◆ **TO BE DONE**
Using the entries that follow, count the lines containing the word "grid" and give that number by itself.

....

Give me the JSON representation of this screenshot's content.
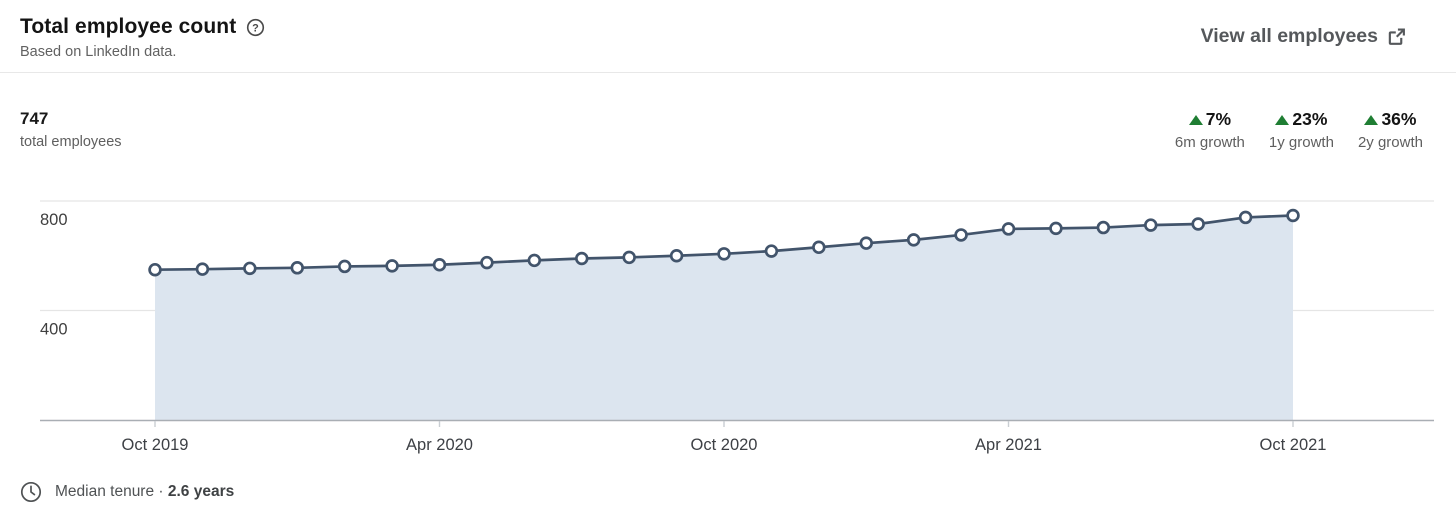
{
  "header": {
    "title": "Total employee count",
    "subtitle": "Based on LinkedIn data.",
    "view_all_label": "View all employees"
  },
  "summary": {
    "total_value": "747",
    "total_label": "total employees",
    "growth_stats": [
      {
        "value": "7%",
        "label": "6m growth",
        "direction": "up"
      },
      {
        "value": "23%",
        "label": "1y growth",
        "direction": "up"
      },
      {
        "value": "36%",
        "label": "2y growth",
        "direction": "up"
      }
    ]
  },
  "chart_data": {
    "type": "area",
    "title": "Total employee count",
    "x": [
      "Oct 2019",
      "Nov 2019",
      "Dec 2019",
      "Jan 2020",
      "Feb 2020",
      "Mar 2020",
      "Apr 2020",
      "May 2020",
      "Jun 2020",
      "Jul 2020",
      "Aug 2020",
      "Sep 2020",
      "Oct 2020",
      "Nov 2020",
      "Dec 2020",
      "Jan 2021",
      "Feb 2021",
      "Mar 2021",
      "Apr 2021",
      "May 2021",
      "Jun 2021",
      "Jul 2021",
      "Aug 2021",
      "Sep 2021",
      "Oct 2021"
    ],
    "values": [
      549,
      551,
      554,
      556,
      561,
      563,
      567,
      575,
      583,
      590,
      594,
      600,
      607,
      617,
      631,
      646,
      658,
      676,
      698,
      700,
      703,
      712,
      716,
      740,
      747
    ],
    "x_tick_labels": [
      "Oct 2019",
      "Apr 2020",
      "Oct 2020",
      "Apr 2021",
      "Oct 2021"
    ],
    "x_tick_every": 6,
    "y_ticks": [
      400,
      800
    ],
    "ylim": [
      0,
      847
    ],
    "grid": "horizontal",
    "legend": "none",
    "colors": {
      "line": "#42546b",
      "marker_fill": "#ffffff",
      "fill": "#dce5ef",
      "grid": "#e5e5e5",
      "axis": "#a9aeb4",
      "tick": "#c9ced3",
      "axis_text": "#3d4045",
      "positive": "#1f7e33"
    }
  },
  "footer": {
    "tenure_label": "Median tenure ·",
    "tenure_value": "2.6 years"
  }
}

....

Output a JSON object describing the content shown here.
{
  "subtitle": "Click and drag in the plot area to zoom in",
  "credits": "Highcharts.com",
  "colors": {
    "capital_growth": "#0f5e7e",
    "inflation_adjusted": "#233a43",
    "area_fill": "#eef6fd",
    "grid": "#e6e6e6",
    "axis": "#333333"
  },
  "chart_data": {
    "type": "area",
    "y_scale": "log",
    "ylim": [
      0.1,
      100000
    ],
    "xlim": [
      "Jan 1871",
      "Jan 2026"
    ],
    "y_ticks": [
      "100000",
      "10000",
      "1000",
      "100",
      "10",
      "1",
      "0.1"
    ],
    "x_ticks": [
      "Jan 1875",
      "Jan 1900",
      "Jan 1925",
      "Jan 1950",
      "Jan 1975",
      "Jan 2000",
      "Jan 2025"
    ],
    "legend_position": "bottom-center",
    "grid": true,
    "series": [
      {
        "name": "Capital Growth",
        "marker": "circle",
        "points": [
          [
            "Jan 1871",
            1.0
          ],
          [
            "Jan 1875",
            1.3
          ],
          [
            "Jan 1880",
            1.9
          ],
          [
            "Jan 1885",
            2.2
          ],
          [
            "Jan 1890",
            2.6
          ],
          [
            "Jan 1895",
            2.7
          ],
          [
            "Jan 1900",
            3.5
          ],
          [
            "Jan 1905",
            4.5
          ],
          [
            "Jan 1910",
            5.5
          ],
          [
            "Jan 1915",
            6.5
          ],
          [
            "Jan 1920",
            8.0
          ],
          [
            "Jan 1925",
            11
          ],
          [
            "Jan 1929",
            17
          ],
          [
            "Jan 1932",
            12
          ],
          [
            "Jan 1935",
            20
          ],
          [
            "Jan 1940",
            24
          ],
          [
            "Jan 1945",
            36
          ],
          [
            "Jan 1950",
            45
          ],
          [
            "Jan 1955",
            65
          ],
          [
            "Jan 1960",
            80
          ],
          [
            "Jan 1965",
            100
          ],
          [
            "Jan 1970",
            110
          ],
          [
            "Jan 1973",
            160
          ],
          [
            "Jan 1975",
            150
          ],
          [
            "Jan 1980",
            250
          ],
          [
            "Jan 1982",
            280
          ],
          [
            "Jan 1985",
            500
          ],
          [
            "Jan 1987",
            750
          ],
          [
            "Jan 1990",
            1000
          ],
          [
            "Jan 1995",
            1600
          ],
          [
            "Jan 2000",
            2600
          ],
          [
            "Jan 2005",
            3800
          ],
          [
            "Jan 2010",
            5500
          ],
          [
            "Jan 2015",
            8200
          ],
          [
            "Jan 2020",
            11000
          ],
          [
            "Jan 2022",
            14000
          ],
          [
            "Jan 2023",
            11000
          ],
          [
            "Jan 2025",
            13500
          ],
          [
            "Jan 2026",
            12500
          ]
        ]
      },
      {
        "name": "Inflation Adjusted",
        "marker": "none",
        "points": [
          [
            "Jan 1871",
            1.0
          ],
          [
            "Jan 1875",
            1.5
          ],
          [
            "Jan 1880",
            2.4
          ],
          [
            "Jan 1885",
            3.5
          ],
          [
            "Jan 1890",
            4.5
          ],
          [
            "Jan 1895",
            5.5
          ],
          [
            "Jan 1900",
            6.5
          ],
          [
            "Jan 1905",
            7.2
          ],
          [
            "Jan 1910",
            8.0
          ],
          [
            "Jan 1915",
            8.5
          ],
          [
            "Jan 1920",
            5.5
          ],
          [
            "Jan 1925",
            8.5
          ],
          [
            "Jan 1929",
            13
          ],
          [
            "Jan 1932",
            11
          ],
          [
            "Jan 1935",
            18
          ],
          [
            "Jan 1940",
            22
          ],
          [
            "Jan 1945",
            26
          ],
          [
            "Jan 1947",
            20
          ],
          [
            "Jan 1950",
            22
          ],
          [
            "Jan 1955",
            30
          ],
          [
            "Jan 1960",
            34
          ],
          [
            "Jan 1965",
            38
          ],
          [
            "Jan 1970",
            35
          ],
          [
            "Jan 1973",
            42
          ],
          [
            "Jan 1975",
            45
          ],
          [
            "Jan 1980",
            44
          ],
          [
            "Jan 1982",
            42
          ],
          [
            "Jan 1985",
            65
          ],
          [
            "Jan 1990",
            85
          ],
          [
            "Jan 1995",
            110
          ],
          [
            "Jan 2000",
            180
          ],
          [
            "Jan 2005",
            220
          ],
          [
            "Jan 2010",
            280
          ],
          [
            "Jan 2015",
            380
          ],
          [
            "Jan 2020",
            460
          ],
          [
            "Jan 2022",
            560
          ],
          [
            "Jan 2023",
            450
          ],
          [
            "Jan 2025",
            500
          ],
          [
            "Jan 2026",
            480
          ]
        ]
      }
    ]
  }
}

....

◆ **EXERCISE RESPONSE**
4